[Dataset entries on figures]
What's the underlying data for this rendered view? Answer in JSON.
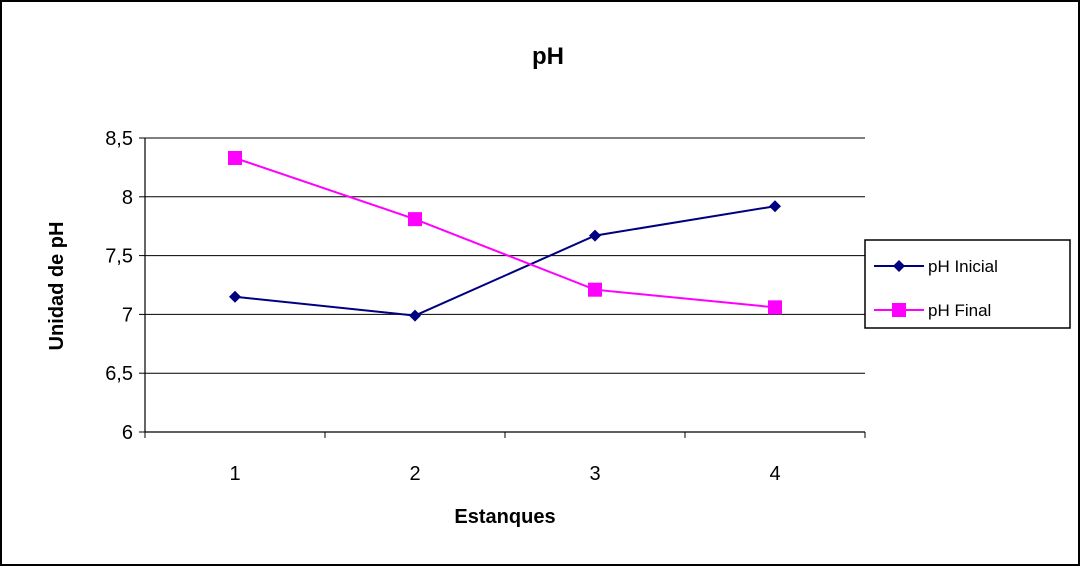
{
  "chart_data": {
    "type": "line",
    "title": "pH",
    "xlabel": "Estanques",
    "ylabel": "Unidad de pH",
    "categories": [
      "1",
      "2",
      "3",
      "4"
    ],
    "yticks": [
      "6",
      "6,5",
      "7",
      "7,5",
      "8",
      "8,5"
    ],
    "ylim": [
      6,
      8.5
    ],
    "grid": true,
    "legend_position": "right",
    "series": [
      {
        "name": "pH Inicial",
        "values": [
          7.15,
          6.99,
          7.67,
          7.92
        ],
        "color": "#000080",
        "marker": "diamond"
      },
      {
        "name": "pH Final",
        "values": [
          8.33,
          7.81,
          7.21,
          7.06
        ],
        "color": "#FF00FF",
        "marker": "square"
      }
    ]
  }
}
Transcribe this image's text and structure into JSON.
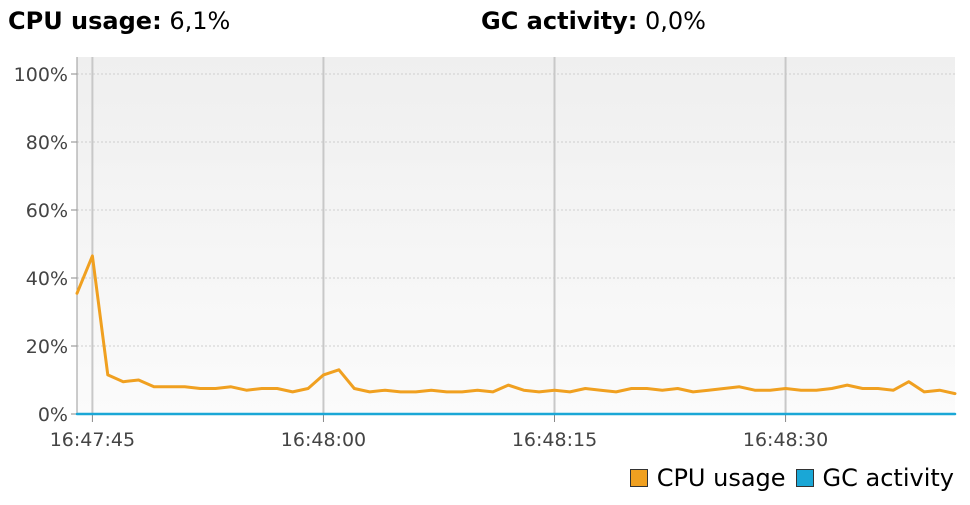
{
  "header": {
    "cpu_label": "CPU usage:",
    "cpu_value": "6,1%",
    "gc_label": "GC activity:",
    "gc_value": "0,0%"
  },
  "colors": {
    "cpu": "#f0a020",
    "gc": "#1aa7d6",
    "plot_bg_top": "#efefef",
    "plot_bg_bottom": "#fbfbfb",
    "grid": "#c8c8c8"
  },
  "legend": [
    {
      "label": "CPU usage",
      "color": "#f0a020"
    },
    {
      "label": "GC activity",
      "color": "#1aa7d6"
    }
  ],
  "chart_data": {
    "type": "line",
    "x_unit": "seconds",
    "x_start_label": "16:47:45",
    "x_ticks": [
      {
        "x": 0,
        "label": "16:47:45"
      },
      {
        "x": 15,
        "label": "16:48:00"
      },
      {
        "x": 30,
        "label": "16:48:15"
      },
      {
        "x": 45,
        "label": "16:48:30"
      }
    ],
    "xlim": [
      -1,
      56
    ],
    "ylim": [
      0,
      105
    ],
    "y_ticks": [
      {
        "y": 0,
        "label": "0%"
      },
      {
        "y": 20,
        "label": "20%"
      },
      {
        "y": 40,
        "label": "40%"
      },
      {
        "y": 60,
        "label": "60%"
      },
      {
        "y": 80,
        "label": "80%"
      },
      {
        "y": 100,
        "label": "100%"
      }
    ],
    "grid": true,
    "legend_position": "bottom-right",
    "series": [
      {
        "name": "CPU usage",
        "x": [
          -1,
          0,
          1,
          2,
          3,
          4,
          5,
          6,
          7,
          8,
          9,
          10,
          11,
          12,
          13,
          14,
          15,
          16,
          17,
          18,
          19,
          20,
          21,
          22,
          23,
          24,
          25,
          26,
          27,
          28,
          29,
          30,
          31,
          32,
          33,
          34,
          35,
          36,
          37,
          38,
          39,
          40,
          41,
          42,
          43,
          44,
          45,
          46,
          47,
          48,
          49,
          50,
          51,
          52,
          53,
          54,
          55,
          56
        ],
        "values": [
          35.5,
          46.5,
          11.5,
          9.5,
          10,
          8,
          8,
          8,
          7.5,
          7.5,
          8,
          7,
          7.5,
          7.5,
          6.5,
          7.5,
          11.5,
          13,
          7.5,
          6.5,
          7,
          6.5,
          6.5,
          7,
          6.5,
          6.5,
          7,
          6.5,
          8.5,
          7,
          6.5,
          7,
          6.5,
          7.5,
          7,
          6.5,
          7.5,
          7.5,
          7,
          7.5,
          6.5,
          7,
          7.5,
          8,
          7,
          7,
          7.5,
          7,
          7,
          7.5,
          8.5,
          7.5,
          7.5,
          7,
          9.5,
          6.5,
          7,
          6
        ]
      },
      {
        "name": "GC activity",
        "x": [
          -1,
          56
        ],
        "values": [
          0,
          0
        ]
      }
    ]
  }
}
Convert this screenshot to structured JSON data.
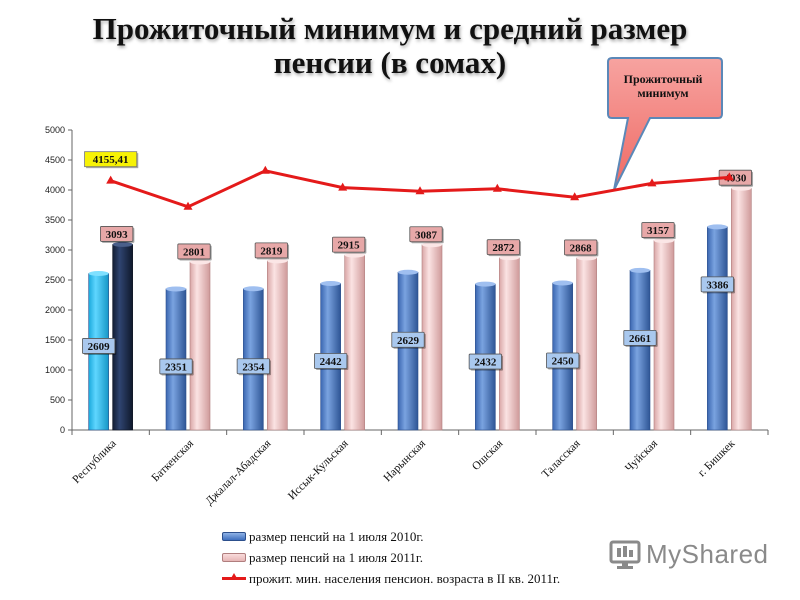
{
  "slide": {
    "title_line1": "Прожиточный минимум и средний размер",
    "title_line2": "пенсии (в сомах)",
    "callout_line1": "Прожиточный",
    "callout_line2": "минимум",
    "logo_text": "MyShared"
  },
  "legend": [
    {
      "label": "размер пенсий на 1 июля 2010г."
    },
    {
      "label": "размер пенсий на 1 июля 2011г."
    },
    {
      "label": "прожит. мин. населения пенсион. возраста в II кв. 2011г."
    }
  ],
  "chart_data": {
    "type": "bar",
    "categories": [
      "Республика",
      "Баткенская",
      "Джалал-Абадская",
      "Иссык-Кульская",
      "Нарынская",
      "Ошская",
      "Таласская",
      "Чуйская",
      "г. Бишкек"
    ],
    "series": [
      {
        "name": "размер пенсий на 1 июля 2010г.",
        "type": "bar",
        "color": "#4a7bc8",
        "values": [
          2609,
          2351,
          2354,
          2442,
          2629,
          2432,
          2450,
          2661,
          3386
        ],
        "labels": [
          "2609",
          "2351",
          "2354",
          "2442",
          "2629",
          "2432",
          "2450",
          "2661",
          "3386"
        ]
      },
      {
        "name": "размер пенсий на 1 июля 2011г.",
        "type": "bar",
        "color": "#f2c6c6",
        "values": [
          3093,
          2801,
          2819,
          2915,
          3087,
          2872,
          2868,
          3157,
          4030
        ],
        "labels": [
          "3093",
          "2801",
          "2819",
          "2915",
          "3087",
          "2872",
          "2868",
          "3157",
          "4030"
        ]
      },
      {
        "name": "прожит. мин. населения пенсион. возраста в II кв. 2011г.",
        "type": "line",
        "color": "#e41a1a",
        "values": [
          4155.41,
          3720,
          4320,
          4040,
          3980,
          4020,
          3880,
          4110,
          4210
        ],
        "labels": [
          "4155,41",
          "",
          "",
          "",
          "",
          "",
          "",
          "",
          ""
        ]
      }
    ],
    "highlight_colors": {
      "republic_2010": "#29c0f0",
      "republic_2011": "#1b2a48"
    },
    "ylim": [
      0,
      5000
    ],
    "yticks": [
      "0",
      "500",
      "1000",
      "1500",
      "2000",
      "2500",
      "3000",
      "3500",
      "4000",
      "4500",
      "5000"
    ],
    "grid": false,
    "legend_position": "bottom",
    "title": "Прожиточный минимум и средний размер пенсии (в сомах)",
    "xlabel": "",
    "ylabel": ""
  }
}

Task — Scan the material above for the word "возраста". Copy each line where it occurs.

Finished exercise —
      "label": "прожит. мин. населения пенсион. возраста в II кв. 2011г."
        "name": "прожит. мин. населения пенсион. возраста в II кв. 2011г.",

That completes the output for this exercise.